**WORK ORDER**
Pull each line containing "contagi" out of the listing below.

**SUPPLIED MATERIAL**
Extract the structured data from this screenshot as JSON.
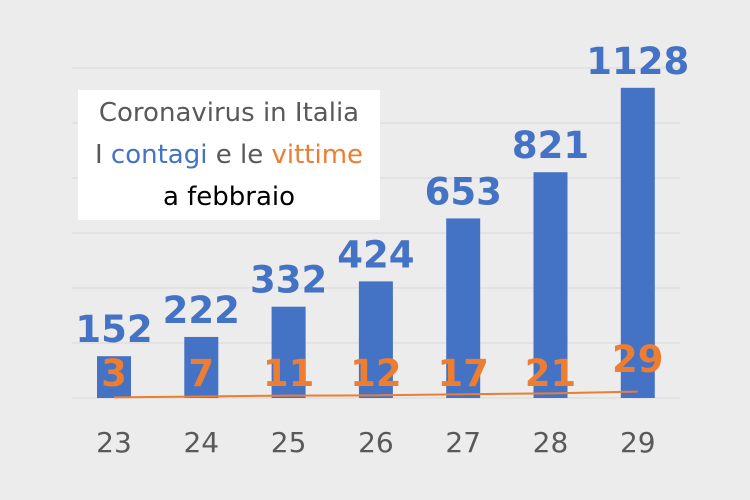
{
  "title": {
    "line1": "Coronavirus in Italia",
    "line2_prefix": "I ",
    "line2_contagi": "contagi",
    "line2_mid": " e le ",
    "line2_vittime": "vittime",
    "line3": "a febbraio"
  },
  "colors": {
    "contagi": "#4472c4",
    "vittime": "#ed7d31",
    "axis_text": "#595959",
    "grid": "#d9d9d9",
    "background": "#ececec"
  },
  "chart_data": {
    "type": "bar",
    "categories": [
      "23",
      "24",
      "25",
      "26",
      "27",
      "28",
      "29"
    ],
    "series": [
      {
        "name": "contagi",
        "values": [
          152,
          222,
          332,
          424,
          653,
          821,
          1128
        ]
      },
      {
        "name": "vittime",
        "values": [
          3,
          7,
          11,
          12,
          17,
          21,
          29
        ]
      }
    ],
    "ylim": [
      0,
      1200
    ],
    "grid": true
  }
}
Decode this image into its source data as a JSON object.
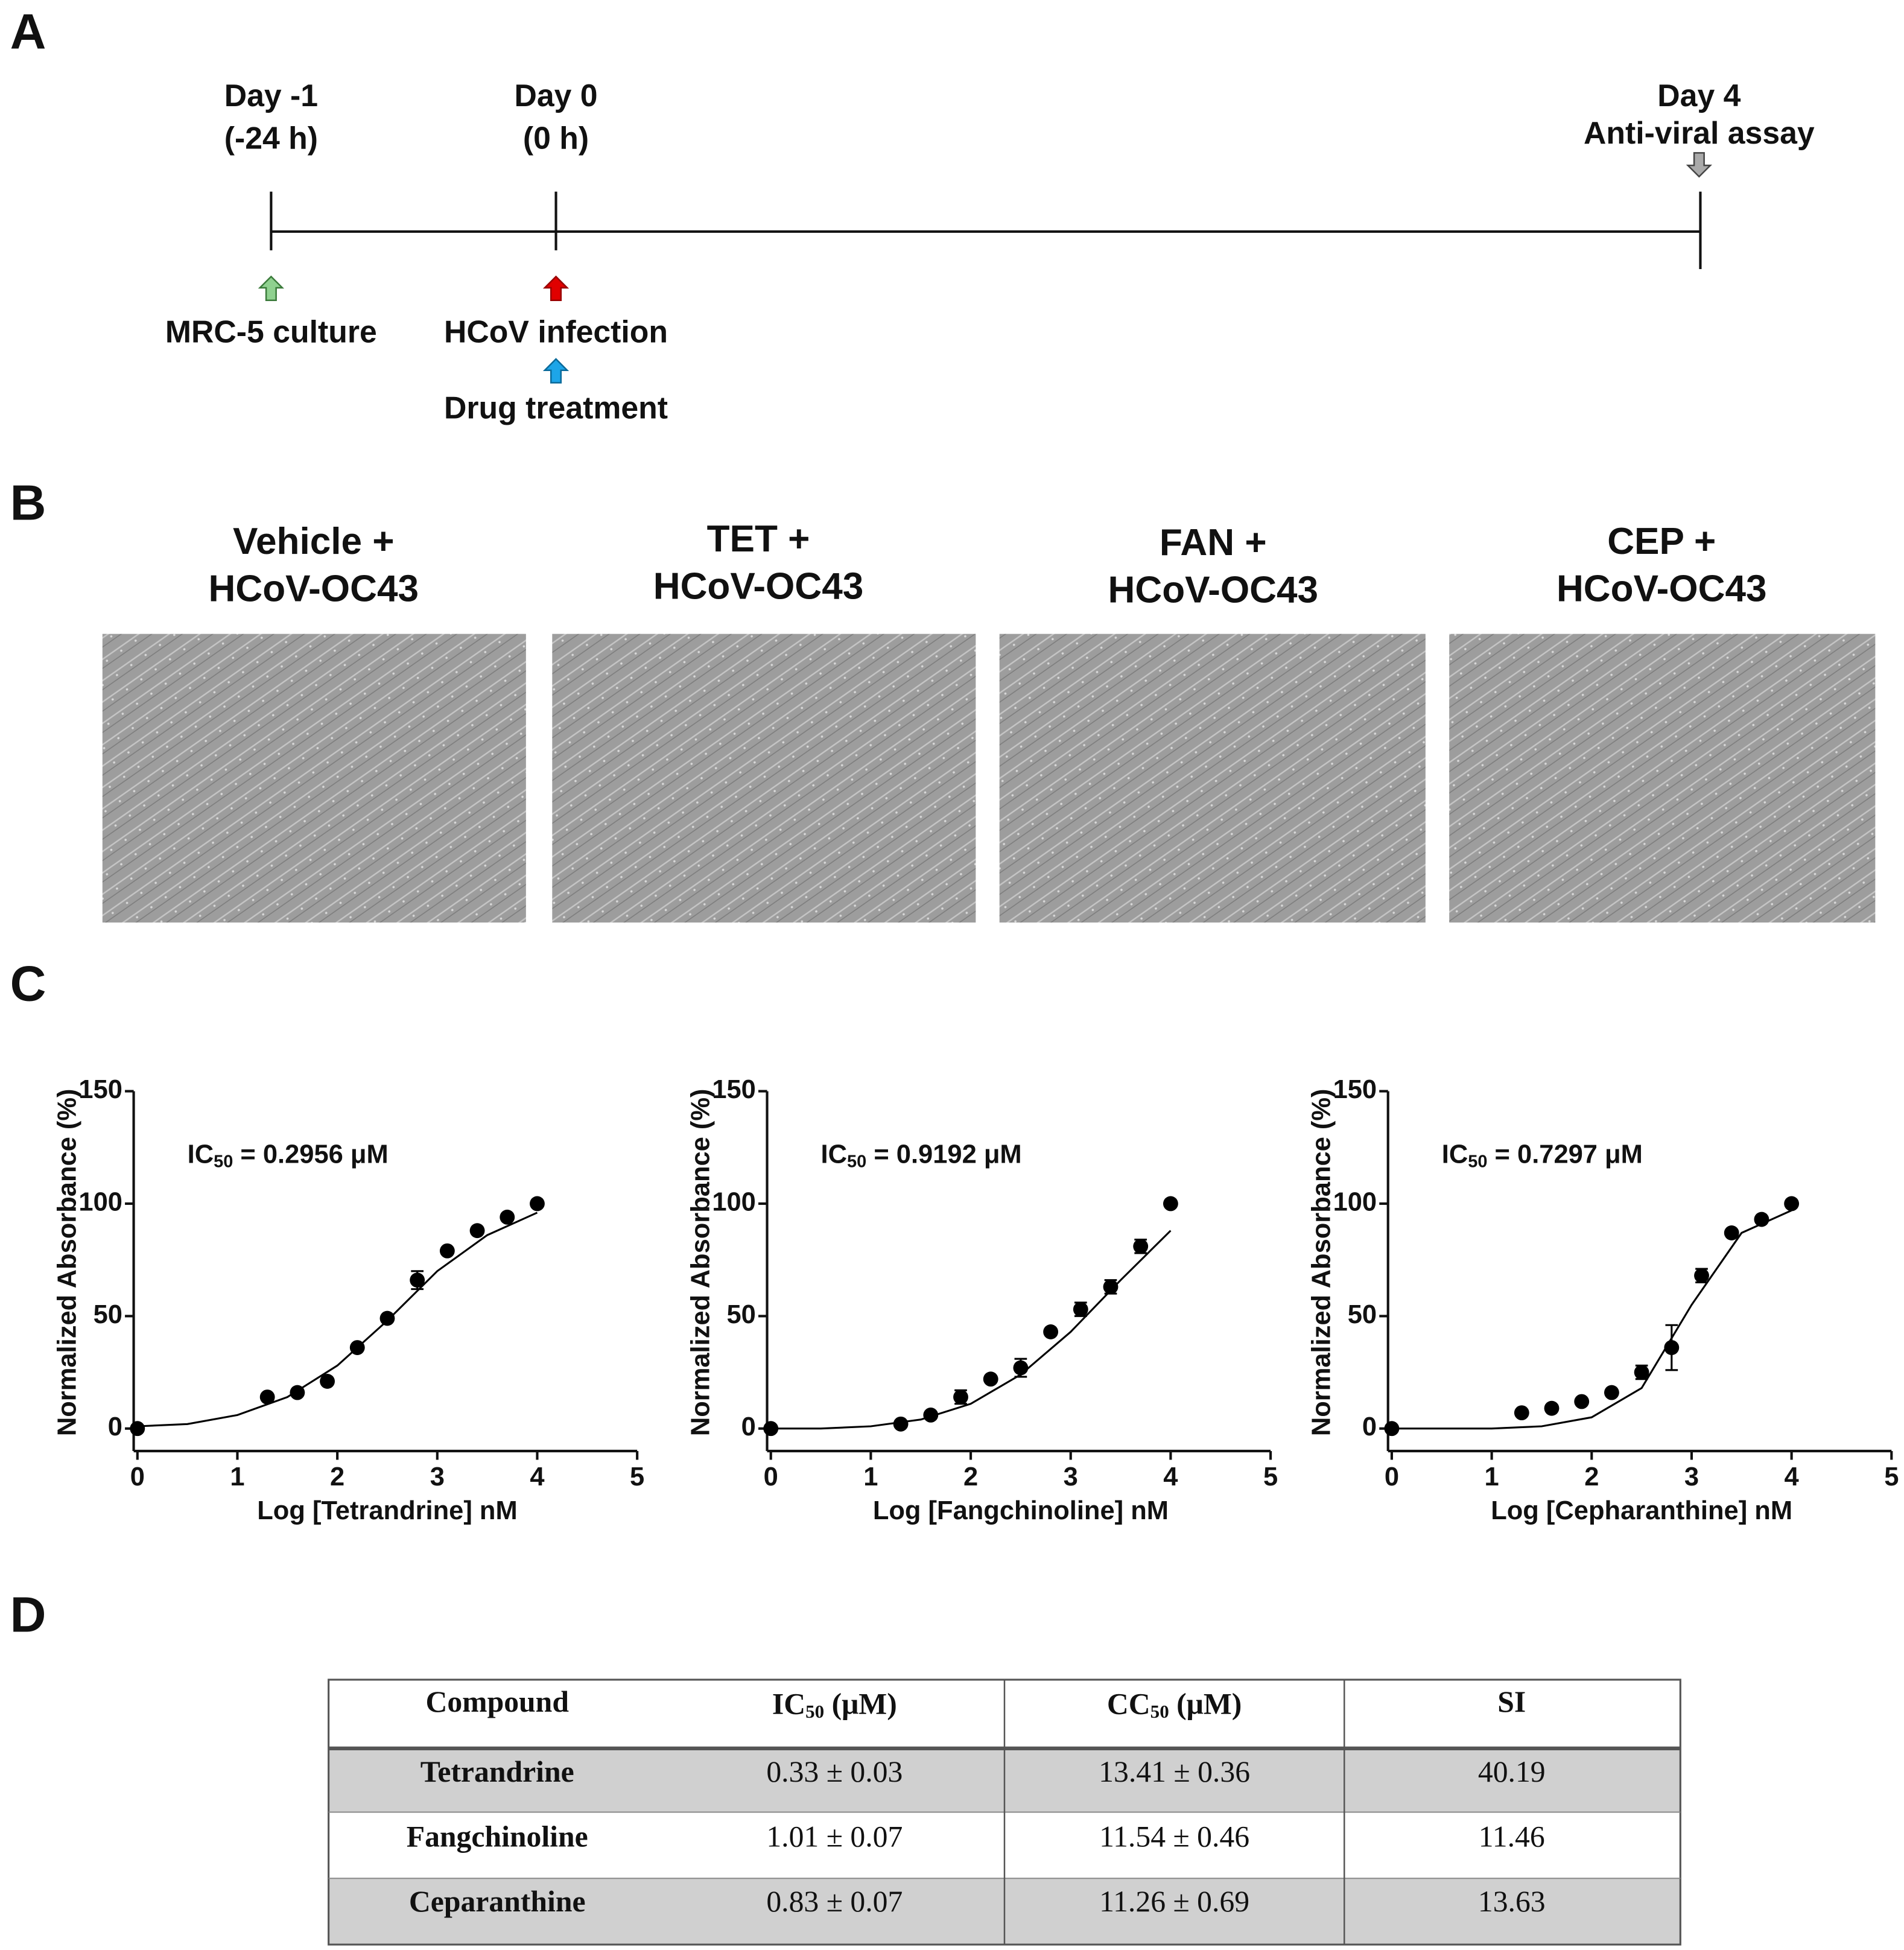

**TASK RESPONSE**
    "line2_contagi": "contagi",
    "contagi": "#4472c4",
        "name": "contagi",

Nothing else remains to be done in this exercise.